Exercise objective
Write out each line beneath this one exactly as it reads.

——

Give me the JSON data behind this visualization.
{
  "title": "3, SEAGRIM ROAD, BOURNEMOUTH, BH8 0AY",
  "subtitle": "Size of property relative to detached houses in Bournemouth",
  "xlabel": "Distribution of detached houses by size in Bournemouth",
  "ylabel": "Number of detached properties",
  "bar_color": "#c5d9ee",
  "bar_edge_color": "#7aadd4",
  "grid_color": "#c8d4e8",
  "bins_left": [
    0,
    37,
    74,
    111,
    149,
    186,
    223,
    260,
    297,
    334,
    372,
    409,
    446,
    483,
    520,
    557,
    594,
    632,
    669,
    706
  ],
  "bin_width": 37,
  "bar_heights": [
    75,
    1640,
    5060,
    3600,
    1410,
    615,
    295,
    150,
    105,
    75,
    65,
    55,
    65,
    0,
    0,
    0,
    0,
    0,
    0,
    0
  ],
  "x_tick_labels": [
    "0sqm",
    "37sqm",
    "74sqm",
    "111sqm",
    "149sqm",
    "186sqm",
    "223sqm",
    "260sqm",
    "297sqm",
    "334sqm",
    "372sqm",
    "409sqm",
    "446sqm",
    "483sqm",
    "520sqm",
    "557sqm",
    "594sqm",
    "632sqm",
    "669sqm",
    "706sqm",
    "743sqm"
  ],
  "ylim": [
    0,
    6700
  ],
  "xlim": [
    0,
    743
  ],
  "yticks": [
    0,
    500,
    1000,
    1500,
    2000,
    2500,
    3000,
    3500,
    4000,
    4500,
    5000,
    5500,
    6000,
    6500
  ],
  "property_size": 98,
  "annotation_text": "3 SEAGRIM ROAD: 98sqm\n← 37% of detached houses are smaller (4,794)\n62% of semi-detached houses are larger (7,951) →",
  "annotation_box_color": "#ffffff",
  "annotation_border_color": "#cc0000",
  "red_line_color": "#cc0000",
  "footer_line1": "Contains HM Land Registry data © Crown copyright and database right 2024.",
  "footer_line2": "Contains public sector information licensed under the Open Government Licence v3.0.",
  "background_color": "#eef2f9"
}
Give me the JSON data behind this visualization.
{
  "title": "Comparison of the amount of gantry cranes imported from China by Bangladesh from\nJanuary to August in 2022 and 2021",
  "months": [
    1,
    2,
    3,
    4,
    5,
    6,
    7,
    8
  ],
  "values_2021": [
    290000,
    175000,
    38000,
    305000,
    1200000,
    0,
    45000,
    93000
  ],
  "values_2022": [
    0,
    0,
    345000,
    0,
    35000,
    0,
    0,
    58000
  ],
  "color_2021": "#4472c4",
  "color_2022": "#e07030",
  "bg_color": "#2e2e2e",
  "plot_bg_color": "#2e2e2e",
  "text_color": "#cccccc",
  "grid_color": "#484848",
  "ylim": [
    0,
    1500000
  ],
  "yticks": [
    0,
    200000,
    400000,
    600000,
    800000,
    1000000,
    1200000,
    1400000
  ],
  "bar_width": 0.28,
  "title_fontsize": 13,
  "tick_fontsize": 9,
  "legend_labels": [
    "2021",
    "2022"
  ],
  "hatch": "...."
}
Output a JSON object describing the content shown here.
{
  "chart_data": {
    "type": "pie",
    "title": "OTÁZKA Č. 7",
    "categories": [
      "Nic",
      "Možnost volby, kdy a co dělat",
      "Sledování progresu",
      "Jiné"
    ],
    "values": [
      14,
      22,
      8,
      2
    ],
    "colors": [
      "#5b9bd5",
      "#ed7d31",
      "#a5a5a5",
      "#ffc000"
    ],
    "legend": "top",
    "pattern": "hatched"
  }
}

——

Solution to this exercise
Give me the JSON data behind this visualization.
{
  "title": "3, SEAGRIM ROAD, BOURNEMOUTH, BH8 0AY",
  "subtitle": "Size of property relative to detached houses in Bournemouth",
  "xlabel": "Distribution of detached houses by size in Bournemouth",
  "ylabel": "Number of detached properties",
  "bar_color": "#c5d9ee",
  "bar_edge_color": "#7aadd4",
  "grid_color": "#c8d4e8",
  "bins_left": [
    0,
    37,
    74,
    111,
    149,
    186,
    223,
    260,
    297,
    334,
    372,
    409,
    446,
    483,
    520,
    557,
    594,
    632,
    669,
    706
  ],
  "bin_width": 37,
  "bar_heights": [
    75,
    1640,
    5060,
    3600,
    1410,
    615,
    295,
    150,
    105,
    75,
    65,
    55,
    65,
    0,
    0,
    0,
    0,
    0,
    0,
    0
  ],
  "x_tick_labels": [
    "0sqm",
    "37sqm",
    "74sqm",
    "111sqm",
    "149sqm",
    "186sqm",
    "223sqm",
    "260sqm",
    "297sqm",
    "334sqm",
    "372sqm",
    "409sqm",
    "446sqm",
    "483sqm",
    "520sqm",
    "557sqm",
    "594sqm",
    "632sqm",
    "669sqm",
    "706sqm",
    "743sqm"
  ],
  "ylim": [
    0,
    6700
  ],
  "xlim": [
    0,
    743
  ],
  "yticks": [
    0,
    500,
    1000,
    1500,
    2000,
    2500,
    3000,
    3500,
    4000,
    4500,
    5000,
    5500,
    6000,
    6500
  ],
  "property_size": 98,
  "annotation_text": "3 SEAGRIM ROAD: 98sqm\n← 37% of detached houses are smaller (4,794)\n62% of semi-detached houses are larger (7,951) →",
  "annotation_box_color": "#ffffff",
  "annotation_border_color": "#cc0000",
  "red_line_color": "#cc0000",
  "footer_line1": "Contains HM Land Registry data © Crown copyright and database right 2024.",
  "footer_line2": "Contains public sector information licensed under the Open Government Licence v3.0.",
  "background_color": "#eef2f9"
}
Give me the JSON data behind this visualization.
{
  "title": "Comparison of the amount of gantry cranes imported from China by Bangladesh from\nJanuary to August in 2022 and 2021",
  "months": [
    1,
    2,
    3,
    4,
    5,
    6,
    7,
    8
  ],
  "values_2021": [
    290000,
    175000,
    38000,
    305000,
    1200000,
    0,
    45000,
    93000
  ],
  "values_2022": [
    0,
    0,
    345000,
    0,
    35000,
    0,
    0,
    58000
  ],
  "color_2021": "#4472c4",
  "color_2022": "#e07030",
  "bg_color": "#2e2e2e",
  "plot_bg_color": "#2e2e2e",
  "text_color": "#cccccc",
  "grid_color": "#484848",
  "ylim": [
    0,
    1500000
  ],
  "yticks": [
    0,
    200000,
    400000,
    600000,
    800000,
    1000000,
    1200000,
    1400000
  ],
  "bar_width": 0.28,
  "title_fontsize": 13,
  "tick_fontsize": 9,
  "legend_labels": [
    "2021",
    "2022"
  ],
  "hatch": "...."
}
Output a JSON object describing the content shown here.
{
  "chart_data": {
    "type": "pie",
    "title": "OTÁZKA Č. 7",
    "categories": [
      "Nic",
      "Možnost volby, kdy a co dělat",
      "Sledování progresu",
      "Jiné"
    ],
    "values": [
      14,
      22,
      8,
      2
    ],
    "colors": [
      "#5b9bd5",
      "#ed7d31",
      "#a5a5a5",
      "#ffc000"
    ],
    "legend": "top",
    "pattern": "hatched"
  }
}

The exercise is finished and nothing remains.